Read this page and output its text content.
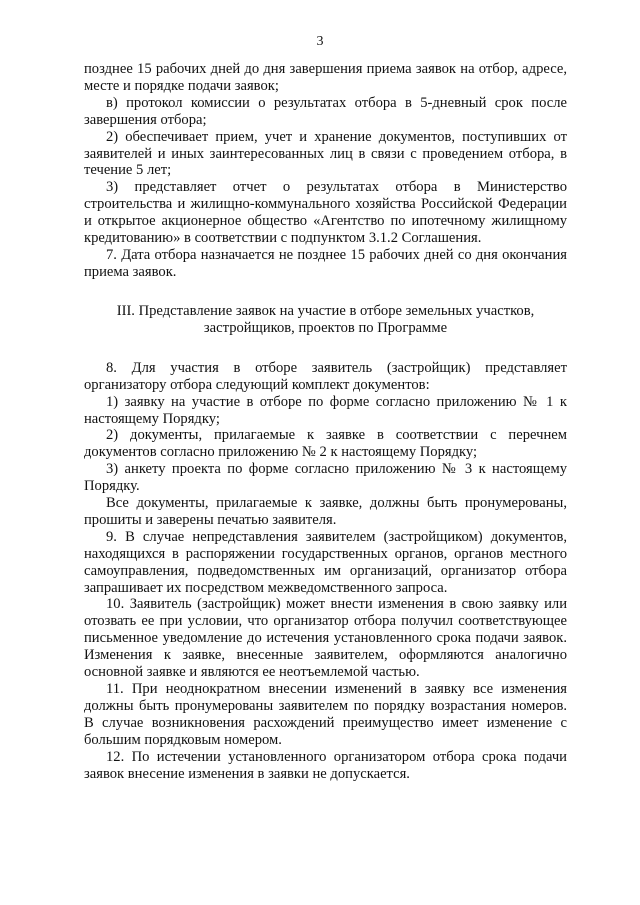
3

позднее 15 рабочих дней до дня завершения приема заявок на отбор, адресе, месте и порядке подачи заявок;

в) протокол комиссии о результатах отбора в 5-дневный срок после завершения отбора;

2) обеспечивает прием, учет и хранение документов, поступивших от заявителей и иных заинтересованных лиц в связи с проведением отбора, в течение 5 лет;

3) представляет отчет о результатах отбора в Министерство строительства и жилищно-коммунального хозяйства Российской Федерации и открытое акционерное общество «Агентство по ипотечному жилищному кредитованию» в соответствии с подпунктом 3.1.2 Соглашения.

7. Дата отбора назначается не позднее 15 рабочих дней со дня окончания приема заявок.

III. Представление заявок на участие в отборе земельных участков,
застройщиков, проектов по Программе

8. Для участия в отборе заявитель (застройщик) представляет организатору отбора следующий комплект документов:

1) заявку на участие в отборе по форме согласно приложению № 1 к настоящему Порядку;

2) документы, прилагаемые к заявке в соответствии с перечнем документов согласно приложению № 2 к настоящему Порядку;

3) анкету проекта по форме согласно приложению № 3 к настоящему Порядку.

Все документы, прилагаемые к заявке, должны быть пронумерованы, прошиты и заверены печатью заявителя.

9. В случае непредставления заявителем (застройщиком) документов, находящихся в распоряжении государственных органов, органов местного самоуправления, подведомственных им организаций, организатор отбора запрашивает их посредством межведомственного запроса.

10. Заявитель (застройщик) может внести изменения в свою заявку или отозвать ее при условии, что организатор отбора получил соответствующее письменное уведомление до истечения установленного срока подачи заявок. Изменения к заявке, внесенные заявителем, оформляются аналогично основной заявке и являются ее неотъемлемой частью.

11. При неоднократном внесении изменений в заявку все изменения должны быть пронумерованы заявителем по порядку возрастания номеров. В случае возникновения расхождений преимущество имеет изменение с большим порядковым номером.

12. По истечении установленного организатором отбора срока подачи заявок внесение изменения в заявки не допускается.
· · · · · · ·
> **Your objective**
Retype all the records shown above, character for character. Omit every picture.

> **Written reply**
Read this page and output its text content.
3

позднее 15 рабочих дней до дня завершения приема заявок на отбор, адресе, месте и порядке подачи заявок;

в) протокол комиссии о результатах отбора в 5-дневный срок после завершения отбора;

2) обеспечивает прием, учет и хранение документов, поступивших от заявителей и иных заинтересованных лиц в связи с проведением отбора, в течение 5 лет;

3) представляет отчет о результатах отбора в Министерство строительства и жилищно-коммунального хозяйства Российской Федерации и открытое акционерное общество «Агентство по ипотечному жилищному кредитованию» в соответствии с подпунктом 3.1.2 Соглашения.

7. Дата отбора назначается не позднее 15 рабочих дней со дня окончания приема заявок.

III. Представление заявок на участие в отборе земельных участков,
застройщиков, проектов по Программе

8. Для участия в отборе заявитель (застройщик) представляет организатору отбора следующий комплект документов:

1) заявку на участие в отборе по форме согласно приложению № 1 к настоящему Порядку;

2) документы, прилагаемые к заявке в соответствии с перечнем документов согласно приложению № 2 к настоящему Порядку;

3) анкету проекта по форме согласно приложению № 3 к настоящему Порядку.

Все документы, прилагаемые к заявке, должны быть пронумерованы, прошиты и заверены печатью заявителя.

9. В случае непредставления заявителем (застройщиком) документов, находящихся в распоряжении государственных органов, органов местного самоуправления, подведомственных им организаций, организатор отбора запрашивает их посредством межведомственного запроса.

10. Заявитель (застройщик) может внести изменения в свою заявку или отозвать ее при условии, что организатор отбора получил соответствующее письменное уведомление до истечения установленного срока подачи заявок. Изменения к заявке, внесенные заявителем, оформляются аналогично основной заявке и являются ее неотъемлемой частью.

11. При неоднократном внесении изменений в заявку все изменения должны быть пронумерованы заявителем по порядку возрастания номеров. В случае возникновения расхождений преимущество имеет изменение с большим порядковым номером.

12. По истечении установленного организатором отбора срока подачи заявок внесение изменения в заявки не допускается.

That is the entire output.